## WHAT THIS TASK INVOLVES
Please duplicate the part of the electrochemical cell text from "Electrochemical cells may" to "and oxidant gases." word for word.

## SOURCE TEXT
<<<<

This invention relates to electrochemical cells, and in particular to electrochemical cell components and materials useful in the manufacture of electrochemical cell components.
Electrochemical cells may be classified as either electrolysis cells or fuel cells. Electrolysis cells act as hydrogen generators by electrolytically decomposing water to produce hydrogen and oxygen gases. Fuel cells function by electrochemically reacting a fuel gas such as hydrogen with an oxidant gas such as air or oxygen to generate electricity. A preferred type of electrochemical cell is the “proton exchange membrane” cell, wherein the cathode of the cell is separated from the anode by a proton exchange membrane that facilitates the diffusion of ions and/or water between the cathode and anode, but prohibits the diffusion of fuel and oxidant gases.
The typical electrochemical cell includes a number of individual cells arranged in a stack, with the working fluid directed through the cells via input and output conduits formed within the stack structure. The cells within the stack are sequentially arranged, each including a cathode, a proton exchange membrane, and an anode. Membrane electrode assemblies (MEA) for use in fuel cells are well known, being described for example in U.S. Pat. Nos. 5,272,017 and 3,134,697, which are incorporated by reference herein. The MEA for each cell, sandwiched between electrically conductive gas diffusion layers, is placed between a pair of electrically conductive elements or plates which serve as current collectors for the anode/cathode, and which generally contain an array of grooves in the faces thereof for distributing the gaseous reactants (a fuel gas such as H2 and an oxidant gas such as O2 or air) over the surfaces of the anode and cathode. Such plates are described, for example, in U.S. Pat. Nos. 4,988,583, 5,521,018, and 6,261,710B1. The gaseous reactants are usually saturated, typically with water. Each cathode/membrane/anode assembly (hereinafter “membrane electrode assembly”, or “MEA”) is typically supported on both sides by flow fields comprising screen packs. Such flow fields facilitate fluid movement and membrane hydration and provide mechanical support for the MEA.

>>>>

(Stored records)
<<<<

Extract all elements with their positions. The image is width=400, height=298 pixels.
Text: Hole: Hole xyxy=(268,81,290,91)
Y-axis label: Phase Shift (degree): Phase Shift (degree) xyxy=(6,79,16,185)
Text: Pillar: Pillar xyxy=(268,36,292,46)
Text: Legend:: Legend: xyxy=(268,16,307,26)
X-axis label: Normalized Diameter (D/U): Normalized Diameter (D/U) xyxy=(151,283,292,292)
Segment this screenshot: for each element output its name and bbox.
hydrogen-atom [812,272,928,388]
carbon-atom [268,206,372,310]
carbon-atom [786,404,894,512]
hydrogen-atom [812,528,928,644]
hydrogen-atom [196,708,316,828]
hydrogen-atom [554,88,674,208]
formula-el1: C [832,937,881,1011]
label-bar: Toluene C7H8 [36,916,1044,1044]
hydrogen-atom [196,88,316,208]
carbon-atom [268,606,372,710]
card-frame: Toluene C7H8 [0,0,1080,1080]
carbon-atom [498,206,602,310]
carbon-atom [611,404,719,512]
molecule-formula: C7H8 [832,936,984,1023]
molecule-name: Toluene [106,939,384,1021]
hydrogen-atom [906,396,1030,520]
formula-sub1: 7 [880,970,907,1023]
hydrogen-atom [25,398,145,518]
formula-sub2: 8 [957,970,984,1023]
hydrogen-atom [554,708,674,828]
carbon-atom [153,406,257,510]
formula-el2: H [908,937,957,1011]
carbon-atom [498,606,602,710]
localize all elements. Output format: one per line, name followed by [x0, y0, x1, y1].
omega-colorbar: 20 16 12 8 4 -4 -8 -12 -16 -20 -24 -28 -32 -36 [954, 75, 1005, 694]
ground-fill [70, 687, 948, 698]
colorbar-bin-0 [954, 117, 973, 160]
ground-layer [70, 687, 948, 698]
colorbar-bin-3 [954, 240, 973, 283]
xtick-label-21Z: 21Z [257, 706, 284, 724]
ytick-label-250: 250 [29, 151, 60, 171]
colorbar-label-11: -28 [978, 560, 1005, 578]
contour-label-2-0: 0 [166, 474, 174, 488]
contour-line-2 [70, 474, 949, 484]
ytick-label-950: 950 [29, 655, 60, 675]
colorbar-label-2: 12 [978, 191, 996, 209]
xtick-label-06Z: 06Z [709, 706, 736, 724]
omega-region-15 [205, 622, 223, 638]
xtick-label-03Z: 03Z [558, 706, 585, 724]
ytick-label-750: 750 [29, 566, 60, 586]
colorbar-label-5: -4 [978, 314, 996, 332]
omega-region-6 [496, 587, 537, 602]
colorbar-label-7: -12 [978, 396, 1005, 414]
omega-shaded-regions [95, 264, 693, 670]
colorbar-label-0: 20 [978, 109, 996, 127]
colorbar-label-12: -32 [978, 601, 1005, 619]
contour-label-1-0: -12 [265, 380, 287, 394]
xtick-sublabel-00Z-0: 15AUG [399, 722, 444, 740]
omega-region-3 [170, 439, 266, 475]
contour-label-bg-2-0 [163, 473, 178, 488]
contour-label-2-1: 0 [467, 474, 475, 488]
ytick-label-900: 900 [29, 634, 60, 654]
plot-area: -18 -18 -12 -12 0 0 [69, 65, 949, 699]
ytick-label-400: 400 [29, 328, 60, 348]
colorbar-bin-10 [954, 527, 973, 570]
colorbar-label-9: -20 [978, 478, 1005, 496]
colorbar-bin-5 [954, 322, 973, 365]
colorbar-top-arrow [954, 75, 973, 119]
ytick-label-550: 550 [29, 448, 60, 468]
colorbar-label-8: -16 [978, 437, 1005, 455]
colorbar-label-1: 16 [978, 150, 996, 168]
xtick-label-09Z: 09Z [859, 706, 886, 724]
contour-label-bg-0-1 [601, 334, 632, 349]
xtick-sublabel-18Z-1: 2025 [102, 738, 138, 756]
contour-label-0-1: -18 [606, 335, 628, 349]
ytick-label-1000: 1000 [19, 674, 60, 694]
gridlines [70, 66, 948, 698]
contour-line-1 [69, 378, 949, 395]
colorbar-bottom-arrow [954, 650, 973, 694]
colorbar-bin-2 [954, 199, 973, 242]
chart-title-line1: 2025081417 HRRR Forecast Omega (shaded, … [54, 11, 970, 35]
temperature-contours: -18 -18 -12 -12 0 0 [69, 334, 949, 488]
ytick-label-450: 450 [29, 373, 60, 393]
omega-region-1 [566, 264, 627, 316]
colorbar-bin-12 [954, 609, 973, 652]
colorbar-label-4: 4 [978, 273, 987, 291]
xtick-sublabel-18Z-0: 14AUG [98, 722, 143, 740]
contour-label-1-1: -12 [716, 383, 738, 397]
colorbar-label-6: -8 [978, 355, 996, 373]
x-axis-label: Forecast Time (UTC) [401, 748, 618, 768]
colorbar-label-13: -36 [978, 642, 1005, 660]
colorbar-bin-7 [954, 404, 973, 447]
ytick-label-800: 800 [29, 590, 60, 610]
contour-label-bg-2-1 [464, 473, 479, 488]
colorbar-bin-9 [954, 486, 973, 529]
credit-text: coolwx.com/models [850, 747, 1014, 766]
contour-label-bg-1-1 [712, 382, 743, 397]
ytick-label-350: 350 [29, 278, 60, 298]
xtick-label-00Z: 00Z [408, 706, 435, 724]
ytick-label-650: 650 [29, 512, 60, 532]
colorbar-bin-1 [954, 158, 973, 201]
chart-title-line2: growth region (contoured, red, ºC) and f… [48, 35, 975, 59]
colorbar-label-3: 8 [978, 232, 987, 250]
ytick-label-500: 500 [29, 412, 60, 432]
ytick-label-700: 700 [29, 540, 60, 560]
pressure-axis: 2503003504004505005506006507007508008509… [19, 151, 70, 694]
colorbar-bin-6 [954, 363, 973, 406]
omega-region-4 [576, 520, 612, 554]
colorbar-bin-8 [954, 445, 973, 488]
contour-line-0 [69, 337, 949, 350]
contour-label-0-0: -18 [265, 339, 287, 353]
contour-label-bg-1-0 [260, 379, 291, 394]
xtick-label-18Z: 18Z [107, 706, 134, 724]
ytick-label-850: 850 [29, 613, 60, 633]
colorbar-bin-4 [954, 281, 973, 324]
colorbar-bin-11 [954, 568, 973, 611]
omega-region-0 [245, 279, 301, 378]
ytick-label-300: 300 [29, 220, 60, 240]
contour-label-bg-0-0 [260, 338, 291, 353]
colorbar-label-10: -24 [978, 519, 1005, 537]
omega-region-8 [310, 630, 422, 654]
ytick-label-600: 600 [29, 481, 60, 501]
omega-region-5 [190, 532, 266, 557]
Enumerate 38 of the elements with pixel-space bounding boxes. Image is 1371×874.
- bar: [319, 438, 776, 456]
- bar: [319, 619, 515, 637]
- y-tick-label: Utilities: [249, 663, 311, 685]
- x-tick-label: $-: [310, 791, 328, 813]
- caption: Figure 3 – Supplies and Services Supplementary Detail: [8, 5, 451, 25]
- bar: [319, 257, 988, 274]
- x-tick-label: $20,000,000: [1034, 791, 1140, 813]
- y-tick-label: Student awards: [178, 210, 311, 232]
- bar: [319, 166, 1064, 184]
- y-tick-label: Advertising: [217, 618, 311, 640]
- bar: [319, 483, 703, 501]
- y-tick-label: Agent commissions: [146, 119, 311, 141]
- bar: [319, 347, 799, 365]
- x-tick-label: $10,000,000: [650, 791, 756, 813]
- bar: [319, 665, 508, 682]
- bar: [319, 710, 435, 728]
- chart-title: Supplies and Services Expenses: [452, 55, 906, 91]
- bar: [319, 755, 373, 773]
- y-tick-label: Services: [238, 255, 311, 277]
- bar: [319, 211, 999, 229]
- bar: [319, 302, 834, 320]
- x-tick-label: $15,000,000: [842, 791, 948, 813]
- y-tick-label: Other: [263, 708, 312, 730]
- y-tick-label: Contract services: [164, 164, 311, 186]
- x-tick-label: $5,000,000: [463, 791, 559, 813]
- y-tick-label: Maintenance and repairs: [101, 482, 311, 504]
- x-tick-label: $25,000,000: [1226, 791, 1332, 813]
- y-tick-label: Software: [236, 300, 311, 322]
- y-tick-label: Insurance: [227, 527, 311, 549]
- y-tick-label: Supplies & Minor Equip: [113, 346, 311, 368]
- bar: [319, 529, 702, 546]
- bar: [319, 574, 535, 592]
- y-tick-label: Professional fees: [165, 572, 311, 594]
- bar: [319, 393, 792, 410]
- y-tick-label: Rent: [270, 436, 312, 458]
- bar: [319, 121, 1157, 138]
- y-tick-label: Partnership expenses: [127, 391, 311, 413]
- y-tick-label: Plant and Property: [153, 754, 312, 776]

>>>>

## SOLUTION
Electrochemical cells may be classified as either electrolysis cells or fuel cells. Electrolysis cells act as hydrogen generators by electrolytically decomposing water to produce hydrogen and oxygen gases. Fuel cells function by electrochemically reacting a fuel gas such as hydrogen with an oxidant gas such as air or oxygen to generate electricity. A preferred type of electrochemical cell is the “proton exchange membrane” cell, wherein the cathode of the cell is separated from the anode by a proton exchange membrane that facilitates the diffusion of ions and/or water between the cathode and anode, but prohibits the diffusion of fuel and oxidant gases.